### The request
In full and without deviation, write out the entries that follow.

((

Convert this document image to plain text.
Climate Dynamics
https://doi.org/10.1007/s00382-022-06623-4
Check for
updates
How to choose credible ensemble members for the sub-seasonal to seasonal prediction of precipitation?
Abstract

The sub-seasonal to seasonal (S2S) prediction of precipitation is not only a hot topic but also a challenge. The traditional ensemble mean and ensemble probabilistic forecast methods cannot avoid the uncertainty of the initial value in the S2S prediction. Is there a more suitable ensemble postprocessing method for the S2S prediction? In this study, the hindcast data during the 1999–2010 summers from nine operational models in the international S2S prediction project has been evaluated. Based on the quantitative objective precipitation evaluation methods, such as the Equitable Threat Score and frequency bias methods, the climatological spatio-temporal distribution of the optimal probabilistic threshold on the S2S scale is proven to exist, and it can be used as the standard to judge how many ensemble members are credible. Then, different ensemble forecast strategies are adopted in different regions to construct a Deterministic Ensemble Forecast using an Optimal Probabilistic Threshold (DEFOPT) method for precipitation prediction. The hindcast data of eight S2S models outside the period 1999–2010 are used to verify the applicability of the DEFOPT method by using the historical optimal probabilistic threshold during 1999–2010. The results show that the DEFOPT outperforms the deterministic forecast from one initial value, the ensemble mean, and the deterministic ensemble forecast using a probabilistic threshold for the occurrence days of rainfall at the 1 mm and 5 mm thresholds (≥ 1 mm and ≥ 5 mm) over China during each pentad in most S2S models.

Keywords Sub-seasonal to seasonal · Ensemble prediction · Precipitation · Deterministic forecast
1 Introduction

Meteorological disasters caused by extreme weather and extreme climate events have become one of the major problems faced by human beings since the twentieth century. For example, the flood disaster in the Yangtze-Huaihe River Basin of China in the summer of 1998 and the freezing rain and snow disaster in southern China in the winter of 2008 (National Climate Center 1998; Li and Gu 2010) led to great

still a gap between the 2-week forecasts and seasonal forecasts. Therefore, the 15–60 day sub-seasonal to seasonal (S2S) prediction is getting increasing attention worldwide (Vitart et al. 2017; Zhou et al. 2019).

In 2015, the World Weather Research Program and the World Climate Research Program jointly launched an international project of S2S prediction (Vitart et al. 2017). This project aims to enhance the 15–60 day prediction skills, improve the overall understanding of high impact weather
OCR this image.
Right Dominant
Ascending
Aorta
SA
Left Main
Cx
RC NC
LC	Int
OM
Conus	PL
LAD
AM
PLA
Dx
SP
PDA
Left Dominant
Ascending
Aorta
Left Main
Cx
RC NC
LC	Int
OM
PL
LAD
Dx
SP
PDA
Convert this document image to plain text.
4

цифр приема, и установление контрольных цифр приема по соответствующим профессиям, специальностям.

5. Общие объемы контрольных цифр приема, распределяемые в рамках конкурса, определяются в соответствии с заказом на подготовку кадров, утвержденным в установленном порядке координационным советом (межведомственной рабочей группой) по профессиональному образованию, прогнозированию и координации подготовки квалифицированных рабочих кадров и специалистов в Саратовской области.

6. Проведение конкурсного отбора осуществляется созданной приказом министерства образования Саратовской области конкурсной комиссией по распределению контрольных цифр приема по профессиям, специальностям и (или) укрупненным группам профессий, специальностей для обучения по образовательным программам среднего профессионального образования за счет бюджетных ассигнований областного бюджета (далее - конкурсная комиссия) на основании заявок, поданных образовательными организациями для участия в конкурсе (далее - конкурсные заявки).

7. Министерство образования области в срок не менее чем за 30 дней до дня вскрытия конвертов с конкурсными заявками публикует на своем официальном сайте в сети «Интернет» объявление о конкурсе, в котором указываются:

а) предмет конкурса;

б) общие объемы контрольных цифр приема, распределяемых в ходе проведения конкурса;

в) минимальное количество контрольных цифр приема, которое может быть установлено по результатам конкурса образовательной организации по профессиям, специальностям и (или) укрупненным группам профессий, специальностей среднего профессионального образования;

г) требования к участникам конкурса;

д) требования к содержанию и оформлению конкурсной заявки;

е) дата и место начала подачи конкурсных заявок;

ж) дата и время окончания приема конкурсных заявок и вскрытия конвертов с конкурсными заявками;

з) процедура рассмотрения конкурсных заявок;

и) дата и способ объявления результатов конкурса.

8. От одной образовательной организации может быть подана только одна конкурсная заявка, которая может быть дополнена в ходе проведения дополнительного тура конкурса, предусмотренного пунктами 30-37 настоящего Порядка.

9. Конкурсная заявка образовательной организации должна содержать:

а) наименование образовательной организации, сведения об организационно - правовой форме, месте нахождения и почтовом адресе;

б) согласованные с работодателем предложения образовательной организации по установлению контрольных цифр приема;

))

### Correct result
Convert this document image to plain text.
Climate Dynamics
https://doi.org/10.1007/s00382-022-06623-4
Check for
updates
How to choose credible ensemble members for the sub-seasonal to seasonal prediction of precipitation?
Abstract

The sub-seasonal to seasonal (S2S) prediction of precipitation is not only a hot topic but also a challenge. The traditional ensemble mean and ensemble probabilistic forecast methods cannot avoid the uncertainty of the initial value in the S2S prediction. Is there a more suitable ensemble postprocessing method for the S2S prediction? In this study, the hindcast data during the 1999–2010 summers from nine operational models in the international S2S prediction project has been evaluated. Based on the quantitative objective precipitation evaluation methods, such as the Equitable Threat Score and frequency bias methods, the climatological spatio-temporal distribution of the optimal probabilistic threshold on the S2S scale is proven to exist, and it can be used as the standard to judge how many ensemble members are credible. Then, different ensemble forecast strategies are adopted in different regions to construct a Deterministic Ensemble Forecast using an Optimal Probabilistic Threshold (DEFOPT) method for precipitation prediction. The hindcast data of eight S2S models outside the period 1999–2010 are used to verify the applicability of the DEFOPT method by using the historical optimal probabilistic threshold during 1999–2010. The results show that the DEFOPT outperforms the deterministic forecast from one initial value, the ensemble mean, and the deterministic ensemble forecast using a probabilistic threshold for the occurrence days of rainfall at the 1 mm and 5 mm thresholds (≥ 1 mm and ≥ 5 mm) over China during each pentad in most S2S models.

Keywords Sub-seasonal to seasonal · Ensemble prediction · Precipitation · Deterministic forecast
1 Introduction

Meteorological disasters caused by extreme weather and extreme climate events have become one of the major problems faced by human beings since the twentieth century. For example, the flood disaster in the Yangtze-Huaihe River Basin of China in the summer of 1998 and the freezing rain and snow disaster in southern China in the winter of 2008 (National Climate Center 1998; Li and Gu 2010) led to great

still a gap between the 2-week forecasts and seasonal forecasts. Therefore, the 15–60 day sub-seasonal to seasonal (S2S) prediction is getting increasing attention worldwide (Vitart et al. 2017; Zhou et al. 2019).

In 2015, the World Weather Research Program and the World Climate Research Program jointly launched an international project of S2S prediction (Vitart et al. 2017). This project aims to enhance the 15–60 day prediction skills, improve the overall understanding of high impact weather
OCR this image.
Right Dominant
Ascending
Aorta
SA
Left Main
Cx
RC NC
LC	Int
OM
Conus	PL
LAD
AM
PLA
Dx
SP
PDA
Left Dominant
Ascending
Aorta
Left Main
Cx
RC NC
LC	Int
OM
PL
LAD
Dx
SP
PDA
Convert this document image to plain text.
4

цифр приема, и установление контрольных цифр приема по соответствующим профессиям, специальностям.

5. Общие объемы контрольных цифр приема, распределяемые в рамках конкурса, определяются в соответствии с заказом на подготовку кадров, утвержденным в установленном порядке координационным советом (межведомственной рабочей группой) по профессиональному образованию, прогнозированию и координации подготовки квалифицированных рабочих кадров и специалистов в Саратовской области.

6. Проведение конкурсного отбора осуществляется созданной приказом министерства образования Саратовской области конкурсной комиссией по распределению контрольных цифр приема по профессиям, специальностям и (или) укрупненным группам профессий, специальностей для обучения по образовательным программам среднего профессионального образования за счет бюджетных ассигнований областного бюджета (далее - конкурсная комиссия) на основании заявок, поданных образовательными организациями для участия в конкурсе (далее - конкурсные заявки).

7. Министерство образования области в срок не менее чем за 30 дней до дня вскрытия конвертов с конкурсными заявками публикует на своем официальном сайте в сети «Интернет» объявление о конкурсе, в котором указываются:

а) предмет конкурса;

б) общие объемы контрольных цифр приема, распределяемых в ходе проведения конкурса;

в) минимальное количество контрольных цифр приема, которое может быть установлено по результатам конкурса образовательной организации по профессиям, специальностям и (или) укрупненным группам профессий, специальностей среднего профессионального образования;

г) требования к участникам конкурса;

д) требования к содержанию и оформлению конкурсной заявки;

е) дата и место начала подачи конкурсных заявок;

ж) дата и время окончания приема конкурсных заявок и вскрытия конвертов с конкурсными заявками;

з) процедура рассмотрения конкурсных заявок;

и) дата и способ объявления результатов конкурса.

8. От одной образовательной организации может быть подана только одна конкурсная заявка, которая может быть дополнена в ходе проведения дополнительного тура конкурса, предусмотренного пунктами 30-37 настоящего Порядка.

9. Конкурсная заявка образовательной организации должна содержать:

а) наименование образовательной организации, сведения об организационно - правовой форме, месте нахождения и почтовом адресе;

б) согласованные с работодателем предложения образовательной организации по установлению контрольных цифр приема;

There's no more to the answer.